- Aim of the task -
Beginning with the line that contains "Decode this image", extract each line through the end of the listing below, with no additions or omissions.

- Records that describe figures -
####

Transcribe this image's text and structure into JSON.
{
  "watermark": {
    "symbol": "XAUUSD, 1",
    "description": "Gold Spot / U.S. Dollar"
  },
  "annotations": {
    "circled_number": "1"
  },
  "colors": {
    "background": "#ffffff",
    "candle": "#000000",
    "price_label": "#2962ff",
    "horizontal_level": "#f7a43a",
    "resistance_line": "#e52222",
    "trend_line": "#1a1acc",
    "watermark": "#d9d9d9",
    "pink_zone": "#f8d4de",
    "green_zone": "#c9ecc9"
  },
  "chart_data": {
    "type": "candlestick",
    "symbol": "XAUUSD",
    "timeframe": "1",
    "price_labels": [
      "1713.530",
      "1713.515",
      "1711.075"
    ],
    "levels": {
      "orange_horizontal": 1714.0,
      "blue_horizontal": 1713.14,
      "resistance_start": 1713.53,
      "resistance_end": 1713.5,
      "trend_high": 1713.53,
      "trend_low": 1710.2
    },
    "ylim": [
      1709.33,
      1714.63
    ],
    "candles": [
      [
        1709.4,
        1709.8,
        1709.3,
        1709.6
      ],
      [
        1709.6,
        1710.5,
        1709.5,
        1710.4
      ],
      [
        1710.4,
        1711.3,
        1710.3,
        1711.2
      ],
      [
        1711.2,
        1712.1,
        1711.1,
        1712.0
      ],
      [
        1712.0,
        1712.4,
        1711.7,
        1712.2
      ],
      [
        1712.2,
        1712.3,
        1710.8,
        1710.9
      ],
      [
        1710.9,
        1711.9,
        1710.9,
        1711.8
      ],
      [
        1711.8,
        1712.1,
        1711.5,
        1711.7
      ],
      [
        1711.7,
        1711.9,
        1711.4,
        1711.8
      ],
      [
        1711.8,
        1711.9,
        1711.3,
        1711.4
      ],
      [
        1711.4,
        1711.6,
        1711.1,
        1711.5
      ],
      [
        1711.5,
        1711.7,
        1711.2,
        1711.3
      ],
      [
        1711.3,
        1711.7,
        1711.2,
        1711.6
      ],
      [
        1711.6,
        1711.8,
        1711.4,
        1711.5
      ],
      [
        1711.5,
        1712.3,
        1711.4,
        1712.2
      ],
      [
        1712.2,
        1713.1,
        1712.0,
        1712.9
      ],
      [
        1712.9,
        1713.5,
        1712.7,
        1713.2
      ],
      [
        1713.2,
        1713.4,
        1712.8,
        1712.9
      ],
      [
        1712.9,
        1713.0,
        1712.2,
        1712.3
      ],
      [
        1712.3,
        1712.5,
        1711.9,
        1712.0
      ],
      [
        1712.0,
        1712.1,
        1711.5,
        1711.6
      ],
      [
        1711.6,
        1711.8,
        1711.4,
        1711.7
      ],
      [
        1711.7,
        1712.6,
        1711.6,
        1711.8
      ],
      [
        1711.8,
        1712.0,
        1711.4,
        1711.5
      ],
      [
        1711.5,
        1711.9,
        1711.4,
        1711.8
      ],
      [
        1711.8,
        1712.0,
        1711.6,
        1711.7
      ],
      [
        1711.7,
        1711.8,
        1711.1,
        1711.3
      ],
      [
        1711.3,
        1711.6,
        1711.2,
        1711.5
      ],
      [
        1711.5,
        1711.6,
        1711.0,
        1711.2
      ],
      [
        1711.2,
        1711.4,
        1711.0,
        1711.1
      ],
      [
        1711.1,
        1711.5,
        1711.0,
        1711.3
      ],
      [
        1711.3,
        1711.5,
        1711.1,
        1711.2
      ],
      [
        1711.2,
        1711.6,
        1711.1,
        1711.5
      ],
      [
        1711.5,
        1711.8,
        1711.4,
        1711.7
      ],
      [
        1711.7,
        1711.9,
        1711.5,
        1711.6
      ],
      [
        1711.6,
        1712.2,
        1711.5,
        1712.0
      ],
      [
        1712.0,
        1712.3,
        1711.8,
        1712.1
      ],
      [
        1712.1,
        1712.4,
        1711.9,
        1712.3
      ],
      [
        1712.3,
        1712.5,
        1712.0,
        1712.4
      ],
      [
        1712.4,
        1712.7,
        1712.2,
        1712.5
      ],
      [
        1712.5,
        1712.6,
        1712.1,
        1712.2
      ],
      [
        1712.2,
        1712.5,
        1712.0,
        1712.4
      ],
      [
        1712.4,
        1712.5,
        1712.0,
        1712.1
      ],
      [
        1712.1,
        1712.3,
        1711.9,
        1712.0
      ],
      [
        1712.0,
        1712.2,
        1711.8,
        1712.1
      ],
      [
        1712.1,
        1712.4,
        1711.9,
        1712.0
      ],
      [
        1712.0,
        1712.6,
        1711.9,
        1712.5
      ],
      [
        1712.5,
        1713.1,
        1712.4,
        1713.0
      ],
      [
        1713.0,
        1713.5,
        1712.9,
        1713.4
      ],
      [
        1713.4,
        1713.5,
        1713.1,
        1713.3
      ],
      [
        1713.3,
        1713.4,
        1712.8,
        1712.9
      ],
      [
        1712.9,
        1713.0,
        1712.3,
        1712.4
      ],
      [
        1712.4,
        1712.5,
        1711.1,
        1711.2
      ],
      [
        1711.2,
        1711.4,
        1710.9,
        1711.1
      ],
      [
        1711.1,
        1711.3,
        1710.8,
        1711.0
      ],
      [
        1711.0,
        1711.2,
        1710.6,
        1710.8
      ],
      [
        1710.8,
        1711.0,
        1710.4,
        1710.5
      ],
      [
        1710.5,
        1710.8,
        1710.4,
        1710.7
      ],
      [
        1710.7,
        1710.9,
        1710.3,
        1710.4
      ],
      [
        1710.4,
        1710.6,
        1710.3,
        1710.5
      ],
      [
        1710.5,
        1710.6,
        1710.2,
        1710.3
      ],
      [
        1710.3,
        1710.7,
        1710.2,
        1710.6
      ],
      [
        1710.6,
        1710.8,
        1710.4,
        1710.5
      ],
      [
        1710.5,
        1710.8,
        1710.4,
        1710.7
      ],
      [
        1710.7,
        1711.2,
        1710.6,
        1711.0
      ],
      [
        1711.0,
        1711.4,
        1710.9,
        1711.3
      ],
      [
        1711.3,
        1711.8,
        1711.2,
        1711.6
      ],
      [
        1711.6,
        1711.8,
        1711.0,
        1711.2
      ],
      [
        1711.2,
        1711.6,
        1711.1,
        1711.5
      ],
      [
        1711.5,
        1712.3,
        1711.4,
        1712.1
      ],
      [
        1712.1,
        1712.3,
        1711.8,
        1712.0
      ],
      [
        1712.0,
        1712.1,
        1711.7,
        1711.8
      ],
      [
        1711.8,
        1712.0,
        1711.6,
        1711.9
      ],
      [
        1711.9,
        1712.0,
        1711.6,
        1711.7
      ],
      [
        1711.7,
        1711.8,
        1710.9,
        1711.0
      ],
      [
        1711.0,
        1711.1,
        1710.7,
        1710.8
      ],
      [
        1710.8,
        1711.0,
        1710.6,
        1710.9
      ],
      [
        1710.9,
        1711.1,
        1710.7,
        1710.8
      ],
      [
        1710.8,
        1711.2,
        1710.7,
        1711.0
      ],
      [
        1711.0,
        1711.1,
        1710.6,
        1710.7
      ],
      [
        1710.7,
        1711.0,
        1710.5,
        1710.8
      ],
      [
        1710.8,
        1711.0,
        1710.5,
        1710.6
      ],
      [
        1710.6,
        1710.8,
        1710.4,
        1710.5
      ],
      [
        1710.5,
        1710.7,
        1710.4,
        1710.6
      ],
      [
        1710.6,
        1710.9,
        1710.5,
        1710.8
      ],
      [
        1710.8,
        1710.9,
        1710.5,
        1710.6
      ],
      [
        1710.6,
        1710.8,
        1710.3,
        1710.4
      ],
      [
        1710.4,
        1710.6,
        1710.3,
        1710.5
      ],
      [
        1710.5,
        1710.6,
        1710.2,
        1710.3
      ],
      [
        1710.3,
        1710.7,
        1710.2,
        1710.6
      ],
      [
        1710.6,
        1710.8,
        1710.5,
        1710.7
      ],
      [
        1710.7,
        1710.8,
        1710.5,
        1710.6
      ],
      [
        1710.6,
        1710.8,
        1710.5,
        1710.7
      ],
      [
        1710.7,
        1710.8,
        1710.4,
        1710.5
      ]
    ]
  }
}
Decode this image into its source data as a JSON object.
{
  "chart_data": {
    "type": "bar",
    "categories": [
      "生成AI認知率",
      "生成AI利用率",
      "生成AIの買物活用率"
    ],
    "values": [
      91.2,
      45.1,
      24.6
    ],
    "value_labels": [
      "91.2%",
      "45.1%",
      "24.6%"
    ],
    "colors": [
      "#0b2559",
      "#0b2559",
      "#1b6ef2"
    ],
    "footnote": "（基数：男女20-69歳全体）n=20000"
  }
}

####

- Task answer -
Decode this image into its source data as a JSON object.
{
  "chart_data": {
    "type": "bar",
    "categories": [
      "生成AI認知率",
      "生成AI利用率",
      "生成AIの買物活用率"
    ],
    "values": [
      91.2,
      45.1,
      24.6
    ],
    "value_labels": [
      "91.2%",
      "45.1%",
      "24.6%"
    ],
    "colors": [
      "#0b2559",
      "#0b2559",
      "#1b6ef2"
    ],
    "footnote": "（基数：男女20-69歳全体）n=20000"
  }
}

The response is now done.